Exercise details
Skip the pictures. Reproduce all other material exactly.
** BEGIN **
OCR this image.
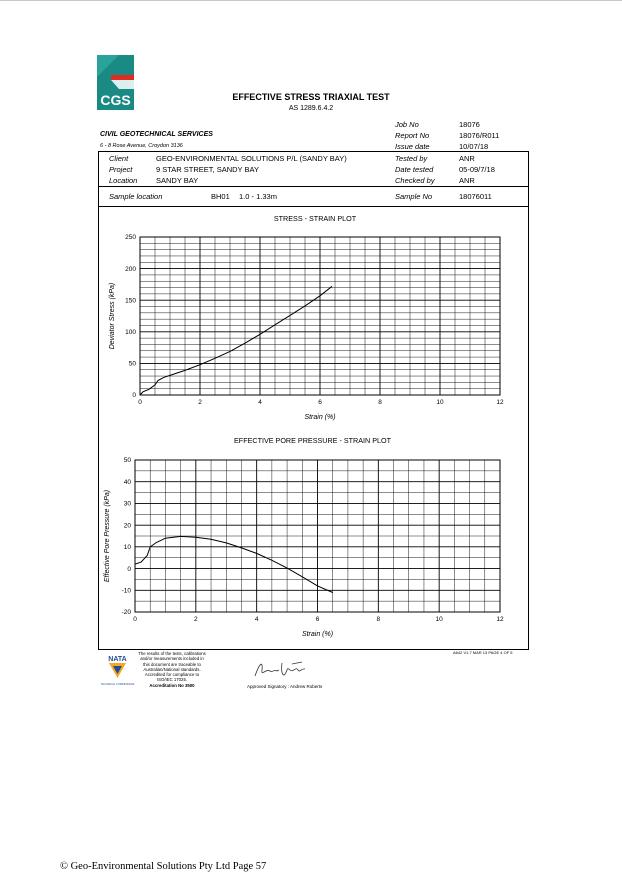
CGS	EFFECTIVE STRESS TRIAXIAL TEST
AS 1289.6.4.2
Job No	18076
Report No	18076/R011
Issue date	10/07/18
CIVIL GEOTECHNICAL SERVICES
6 - 8 Rose Avenue, Croydon 3136
Client	GEO-ENVIRONMENTAL SOLUTIONS P/L (SANDY BAY)
Project	9 STAR STREET, SANDY BAY
Location SANDY BAY
Tested by	ANR
Date tested	05-09/7/18
Checked by	ANR
Sample location	BH01 1.0 - 1.33m	Sample No	18076011
STRESS - STRAIN PLOT
0	2	4	6	8	10	12
0
50
100
150
200
250
Strain (%)
Deviator Stress (kPa)
EFFECTIVE PORE PRESSURE - STRAIN PLOT
0	2	4	6	8	10	12
-20
-10
0
10
20
30
40
50
Strain (%)
Effective Pore Pressure (kPa)
NATA
TECHNICAL COMPETENCE
The results of the tests, calibrations
and/or measurements included in
this document are traceable to
Australian/National standards.
Accredited for compliance to
ISO/IEC 17025.
Accreditation No 3500	Approved Signatory : Andrew Roberts
A642 V1.7 MAR 13 PAGE 4 OF 5
© Geo-Environmental Solutions Pty Ltd Page 57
** END **
The output
OCR this image.
CGS	EFFECTIVE STRESS TRIAXIAL TEST
AS 1289.6.4.2
Job No	18076
Report No	18076/R011
Issue date	10/07/18
CIVIL GEOTECHNICAL SERVICES
6 - 8 Rose Avenue, Croydon 3136
Client	GEO-ENVIRONMENTAL SOLUTIONS P/L (SANDY BAY)
Project	9 STAR STREET, SANDY BAY
Location SANDY BAY
Tested by	ANR
Date tested	05-09/7/18
Checked by	ANR
Sample location	BH01 1.0 - 1.33m	Sample No	18076011
STRESS - STRAIN PLOT
0	2	4	6	8	10	12
0
50
100
150
200
250
Strain (%)
Deviator Stress (kPa)
EFFECTIVE PORE PRESSURE - STRAIN PLOT
0	2	4	6	8	10	12
-20
-10
0
10
20
30
40
50
Strain (%)
Effective Pore Pressure (kPa)
NATA
TECHNICAL COMPETENCE
The results of the tests, calibrations
and/or measurements included in
this document are traceable to
Australian/National standards.
Accredited for compliance to
ISO/IEC 17025.
Accreditation No 3500	Approved Signatory : Andrew Roberts
A642 V1.7 MAR 13 PAGE 4 OF 5
© Geo-Environmental Solutions Pty Ltd Page 57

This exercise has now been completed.